→ Exercise goal
Using the records below, locate all lines containing "JSON" and return them.

::::

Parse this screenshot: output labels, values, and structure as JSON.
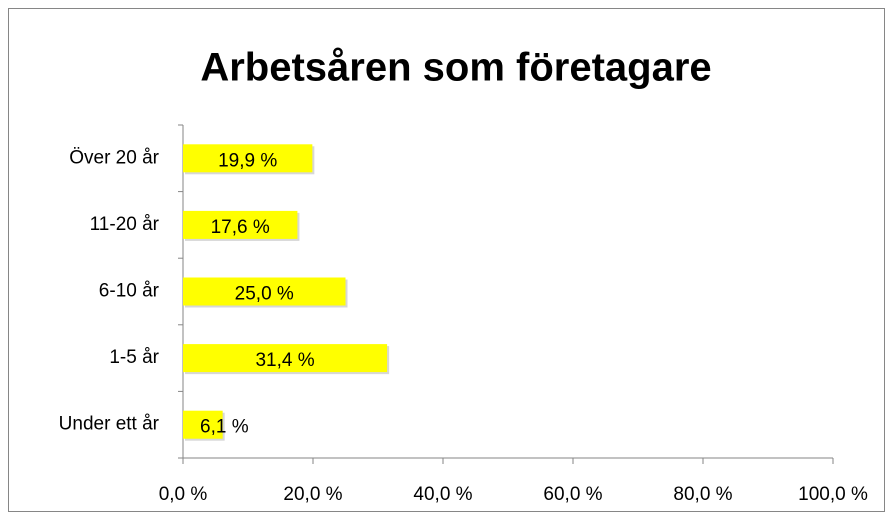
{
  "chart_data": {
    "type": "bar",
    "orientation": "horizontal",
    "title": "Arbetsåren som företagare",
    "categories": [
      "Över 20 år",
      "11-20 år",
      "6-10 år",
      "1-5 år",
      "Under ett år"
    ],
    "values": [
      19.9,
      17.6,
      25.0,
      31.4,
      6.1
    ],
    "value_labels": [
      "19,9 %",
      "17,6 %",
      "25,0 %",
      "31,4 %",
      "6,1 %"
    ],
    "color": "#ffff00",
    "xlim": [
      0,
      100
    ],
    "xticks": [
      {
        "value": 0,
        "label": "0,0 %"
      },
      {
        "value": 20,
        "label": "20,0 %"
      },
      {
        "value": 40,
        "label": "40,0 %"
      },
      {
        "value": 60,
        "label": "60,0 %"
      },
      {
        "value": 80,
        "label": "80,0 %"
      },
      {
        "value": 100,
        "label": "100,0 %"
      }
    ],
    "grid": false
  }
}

::::

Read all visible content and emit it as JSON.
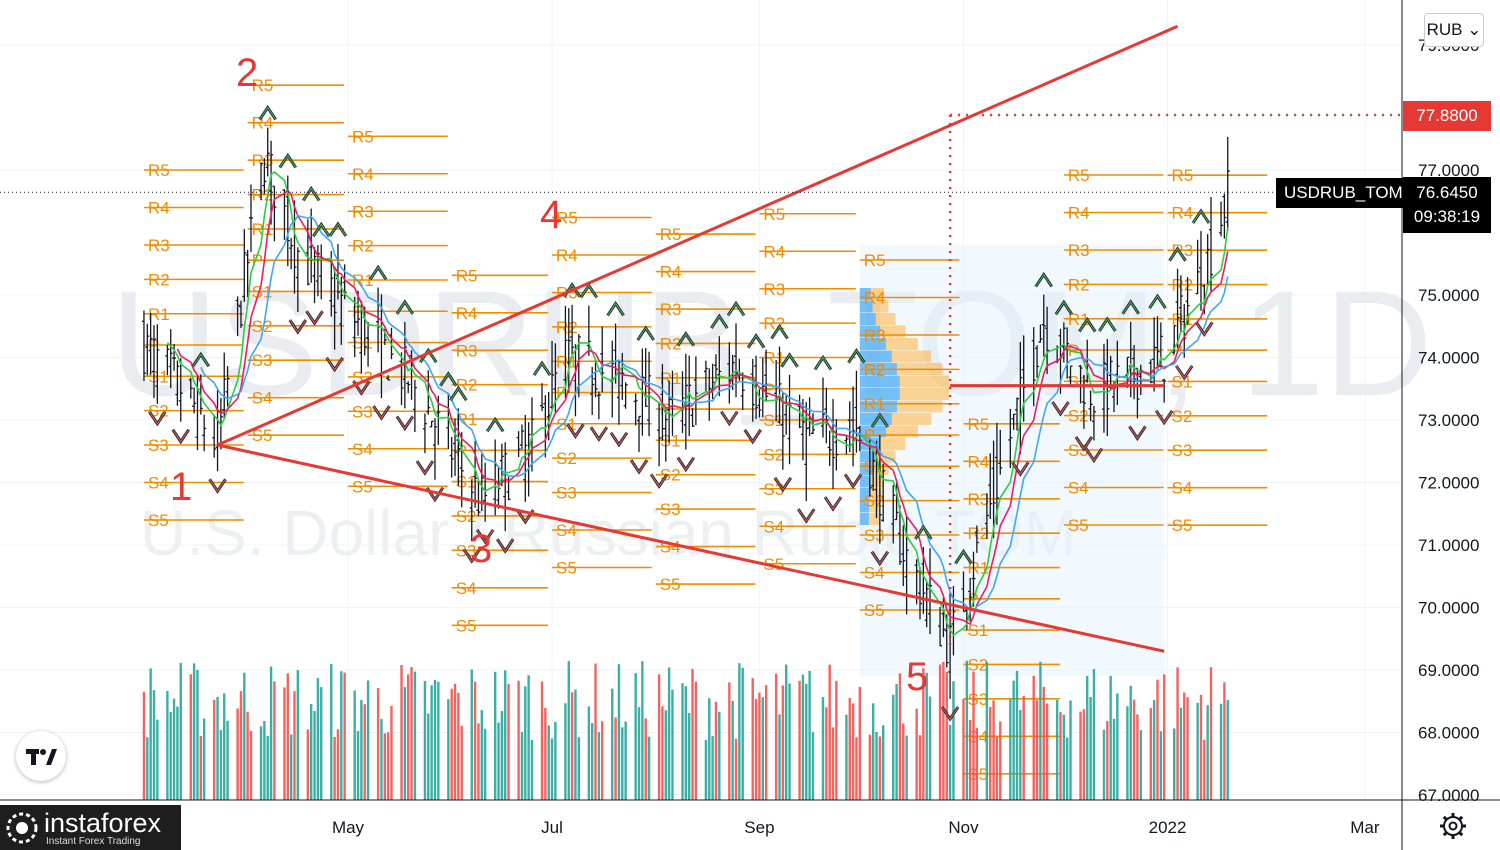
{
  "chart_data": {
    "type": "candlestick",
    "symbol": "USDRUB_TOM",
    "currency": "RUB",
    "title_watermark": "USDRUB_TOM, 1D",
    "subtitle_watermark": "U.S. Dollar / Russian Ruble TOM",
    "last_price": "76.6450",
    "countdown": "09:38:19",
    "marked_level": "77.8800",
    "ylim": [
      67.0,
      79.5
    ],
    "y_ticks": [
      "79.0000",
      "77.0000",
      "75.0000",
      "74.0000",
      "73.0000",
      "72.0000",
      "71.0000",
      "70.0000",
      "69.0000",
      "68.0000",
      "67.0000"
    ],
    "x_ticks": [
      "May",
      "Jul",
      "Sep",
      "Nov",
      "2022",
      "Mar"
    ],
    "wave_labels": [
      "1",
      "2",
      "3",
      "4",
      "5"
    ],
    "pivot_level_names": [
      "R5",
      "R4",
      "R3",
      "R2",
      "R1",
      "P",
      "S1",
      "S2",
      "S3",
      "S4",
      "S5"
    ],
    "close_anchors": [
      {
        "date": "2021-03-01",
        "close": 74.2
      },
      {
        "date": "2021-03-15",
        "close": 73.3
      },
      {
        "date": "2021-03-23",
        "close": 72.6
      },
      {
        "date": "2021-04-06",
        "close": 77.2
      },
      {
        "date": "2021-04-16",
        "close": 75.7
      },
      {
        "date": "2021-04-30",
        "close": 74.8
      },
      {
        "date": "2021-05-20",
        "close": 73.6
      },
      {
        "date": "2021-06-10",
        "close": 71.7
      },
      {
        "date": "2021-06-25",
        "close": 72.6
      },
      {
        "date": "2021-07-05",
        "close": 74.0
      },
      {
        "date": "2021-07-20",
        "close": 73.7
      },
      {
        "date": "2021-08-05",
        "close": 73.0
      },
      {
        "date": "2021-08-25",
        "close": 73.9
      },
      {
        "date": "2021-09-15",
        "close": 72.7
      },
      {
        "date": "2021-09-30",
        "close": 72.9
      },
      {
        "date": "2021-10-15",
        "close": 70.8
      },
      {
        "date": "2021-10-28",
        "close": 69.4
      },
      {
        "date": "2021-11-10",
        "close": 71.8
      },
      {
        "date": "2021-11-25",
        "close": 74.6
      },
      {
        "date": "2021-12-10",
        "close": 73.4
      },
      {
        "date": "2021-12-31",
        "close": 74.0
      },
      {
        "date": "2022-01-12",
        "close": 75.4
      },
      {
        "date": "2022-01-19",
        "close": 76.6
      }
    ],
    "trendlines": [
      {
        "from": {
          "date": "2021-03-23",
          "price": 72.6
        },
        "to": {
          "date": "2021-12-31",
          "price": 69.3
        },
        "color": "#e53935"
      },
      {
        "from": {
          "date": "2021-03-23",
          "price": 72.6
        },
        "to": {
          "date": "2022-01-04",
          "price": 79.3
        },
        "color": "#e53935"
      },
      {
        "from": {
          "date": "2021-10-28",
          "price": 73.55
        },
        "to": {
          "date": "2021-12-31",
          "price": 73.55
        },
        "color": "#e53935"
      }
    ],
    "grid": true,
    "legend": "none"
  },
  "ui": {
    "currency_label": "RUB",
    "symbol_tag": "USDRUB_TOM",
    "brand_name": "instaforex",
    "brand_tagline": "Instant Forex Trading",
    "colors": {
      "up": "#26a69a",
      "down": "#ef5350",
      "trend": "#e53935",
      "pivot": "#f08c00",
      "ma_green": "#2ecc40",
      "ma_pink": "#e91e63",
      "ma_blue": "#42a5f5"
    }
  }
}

::::

→ The solution
Parse this screenshot: output labels, values, and structure as JSON.
Read all visible content and emit it as JSON.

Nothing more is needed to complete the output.